--- start of Records to use ---

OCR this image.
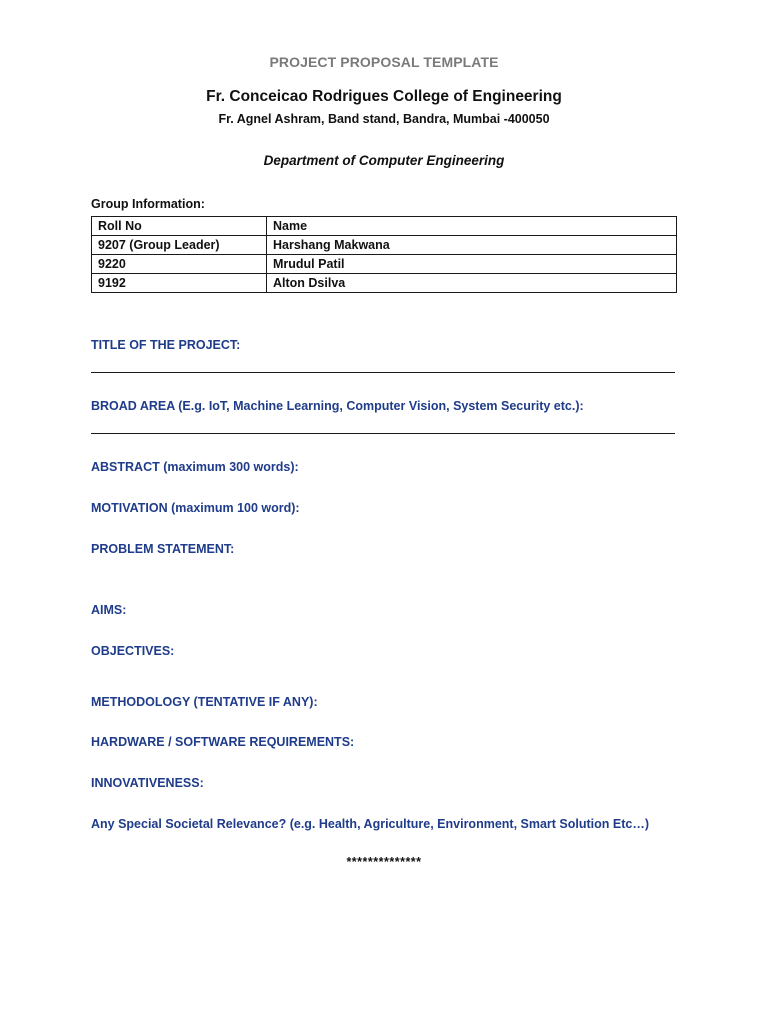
PROJECT PROPOSAL TEMPLATE
Fr. Conceicao Rodrigues College of Engineering
Fr. Agnel Ashram, Band stand, Bandra, Mumbai -400050
Department of Computer Engineering
Group Information:
Roll No	Name
9207 (Group Leader)	Harshang Makwana
9220	Mrudul Patil
9192	Alton Dsilva
TITLE OF THE PROJECT:
BROAD AREA (E.g. IoT, Machine Learning, Computer Vision, System Security etc.):
ABSTRACT (maximum 300 words):
MOTIVATION (maximum 100 word):
PROBLEM STATEMENT:
AIMS:
OBJECTIVES:
METHODOLOGY (TENTATIVE IF ANY):
HARDWARE / SOFTWARE REQUIREMENTS:
INNOVATIVENESS:
Any Special Societal Relevance? (e.g. Health, Agriculture, Environment, Smart Solution Etc…)
**************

--- end of Records to use ---

Problem to solve -
Every line above should be returned word for word, with the pictures left behind.

Reply -
OCR this image.
PROJECT PROPOSAL TEMPLATE
Fr. Conceicao Rodrigues College of Engineering
Fr. Agnel Ashram, Band stand, Bandra, Mumbai -400050
Department of Computer Engineering
Group Information:
Roll No	Name
9207 (Group Leader)	Harshang Makwana
9220	Mrudul Patil
9192	Alton Dsilva
TITLE OF THE PROJECT:
BROAD AREA (E.g. IoT, Machine Learning, Computer Vision, System Security etc.):
ABSTRACT (maximum 300 words):
MOTIVATION (maximum 100 word):
PROBLEM STATEMENT:
AIMS:
OBJECTIVES:
METHODOLOGY (TENTATIVE IF ANY):
HARDWARE / SOFTWARE REQUIREMENTS:
INNOVATIVENESS:
Any Special Societal Relevance? (e.g. Health, Agriculture, Environment, Smart Solution Etc…)
**************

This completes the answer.